Problem details: Assemble all lines in which the string "Actual" appears.

Provided records:
********************

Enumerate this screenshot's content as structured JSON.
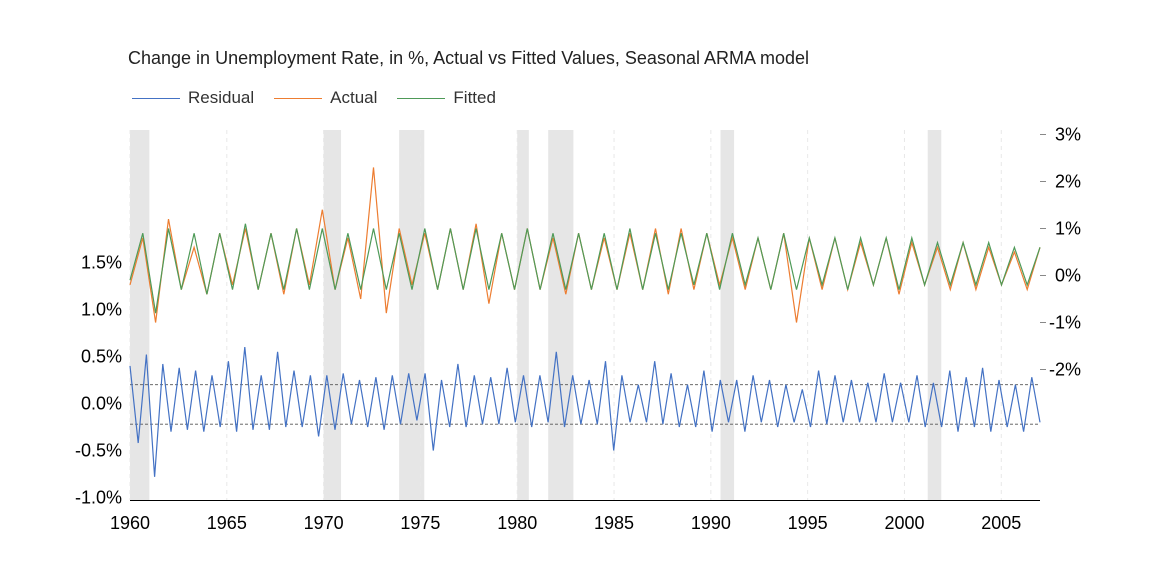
{
  "chart_data": {
    "type": "line",
    "title": "Change in Unemployment Rate, in %, Actual vs Fitted Values, Seasonal ARMA model",
    "legend": {
      "placement": "top-left",
      "items": [
        {
          "name": "Residual",
          "color": "#4472c4"
        },
        {
          "name": "Actual",
          "color": "#ed7d31"
        },
        {
          "name": "Fitted",
          "color": "#4e9a58"
        }
      ]
    },
    "x_axis": {
      "range": [
        1960,
        2007
      ],
      "ticks": [
        "1960",
        "1965",
        "1970",
        "1975",
        "1980",
        "1985",
        "1990",
        "1995",
        "2000",
        "2005"
      ]
    },
    "left_axis": {
      "range": [
        -1.0,
        2.0
      ],
      "ticks": [
        "-1.0%",
        "-0.5%",
        "0.0%",
        "0.5%",
        "1.0%",
        "1.5%"
      ]
    },
    "right_axis": {
      "range": [
        -5.0,
        3.0
      ],
      "ticks": [
        "-2%",
        "-1%",
        "0%",
        "1%",
        "2%",
        "3%"
      ]
    },
    "recessions": [
      [
        1960.0,
        1961.0
      ],
      [
        1970.0,
        1970.9
      ],
      [
        1973.9,
        1975.2
      ],
      [
        1980.0,
        1980.6
      ],
      [
        1981.6,
        1982.9
      ],
      [
        1990.5,
        1991.2
      ],
      [
        2001.2,
        2001.9
      ]
    ],
    "residual_bands": [
      0.2,
      -0.22
    ],
    "grid": false,
    "series": [
      {
        "name": "Residual",
        "axis": "left",
        "values": [
          0.4,
          -0.42,
          0.52,
          -0.78,
          0.42,
          -0.3,
          0.38,
          -0.28,
          0.35,
          -0.3,
          0.3,
          -0.25,
          0.45,
          -0.3,
          0.6,
          -0.28,
          0.3,
          -0.28,
          0.55,
          -0.25,
          0.35,
          -0.25,
          0.3,
          -0.35,
          0.3,
          -0.28,
          0.32,
          -0.22,
          0.25,
          -0.25,
          0.28,
          -0.28,
          0.3,
          -0.22,
          0.32,
          -0.18,
          0.32,
          -0.5,
          0.25,
          -0.25,
          0.42,
          -0.25,
          0.3,
          -0.22,
          0.28,
          -0.22,
          0.38,
          -0.2,
          0.3,
          -0.25,
          0.3,
          -0.2,
          0.55,
          -0.25,
          0.3,
          -0.22,
          0.25,
          -0.22,
          0.45,
          -0.5,
          0.3,
          -0.2,
          0.2,
          -0.2,
          0.45,
          -0.22,
          0.32,
          -0.25,
          0.2,
          -0.25,
          0.35,
          -0.3,
          0.25,
          -0.2,
          0.25,
          -0.3,
          0.3,
          -0.2,
          0.25,
          -0.25,
          0.2,
          -0.2,
          0.15,
          -0.25,
          0.35,
          -0.22,
          0.3,
          -0.2,
          0.25,
          -0.2,
          0.22,
          -0.2,
          0.32,
          -0.2,
          0.22,
          -0.2,
          0.3,
          -0.25,
          0.22,
          -0.25,
          0.35,
          -0.3,
          0.28,
          -0.25,
          0.38,
          -0.3,
          0.25,
          -0.25,
          0.2,
          -0.3,
          0.28,
          -0.2
        ]
      },
      {
        "name": "Actual",
        "axis": "right",
        "values": [
          -0.2,
          0.8,
          -1.0,
          1.2,
          -0.3,
          0.6,
          -0.4,
          0.9,
          -0.2,
          1.0,
          -0.3,
          0.9,
          -0.4,
          1.0,
          -0.2,
          1.4,
          -0.3,
          0.8,
          -0.5,
          2.3,
          -0.8,
          1.0,
          -0.2,
          0.9,
          -0.3,
          1.0,
          -0.3,
          1.1,
          -0.6,
          0.9,
          -0.3,
          1.0,
          -0.3,
          0.8,
          -0.4,
          0.9,
          -0.3,
          0.8,
          -0.3,
          0.9,
          -0.3,
          1.0,
          -0.4,
          1.0,
          -0.3,
          0.9,
          -0.2,
          0.8,
          -0.3,
          0.8,
          -0.3,
          0.9,
          -1.0,
          0.8,
          -0.3,
          0.8,
          -0.3,
          0.7,
          -0.2,
          0.8,
          -0.4,
          0.7,
          -0.2,
          0.6,
          -0.3,
          0.7,
          -0.3,
          0.6,
          -0.2,
          0.5,
          -0.3,
          0.6
        ]
      },
      {
        "name": "Fitted",
        "axis": "right",
        "values": [
          -0.1,
          0.9,
          -0.8,
          1.0,
          -0.3,
          0.9,
          -0.4,
          0.9,
          -0.3,
          1.1,
          -0.3,
          0.9,
          -0.3,
          1.0,
          -0.3,
          1.0,
          -0.3,
          0.9,
          -0.3,
          1.0,
          -0.3,
          0.9,
          -0.3,
          1.0,
          -0.3,
          1.0,
          -0.3,
          1.0,
          -0.3,
          0.9,
          -0.3,
          1.0,
          -0.3,
          0.9,
          -0.3,
          0.9,
          -0.3,
          0.9,
          -0.3,
          1.0,
          -0.3,
          0.9,
          -0.3,
          0.9,
          -0.2,
          0.9,
          -0.3,
          0.9,
          -0.2,
          0.8,
          -0.3,
          0.9,
          -0.3,
          0.8,
          -0.2,
          0.8,
          -0.3,
          0.8,
          -0.2,
          0.8,
          -0.3,
          0.8,
          -0.2,
          0.7,
          -0.2,
          0.7,
          -0.2,
          0.7,
          -0.2,
          0.6,
          -0.2,
          0.6
        ]
      }
    ]
  }
}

********************

Reply:
    "title": "Change in Unemployment Rate, in %, Actual vs Fitted Values, Seasonal ARMA model",
          "name": "Actual",
        "name": "Actual",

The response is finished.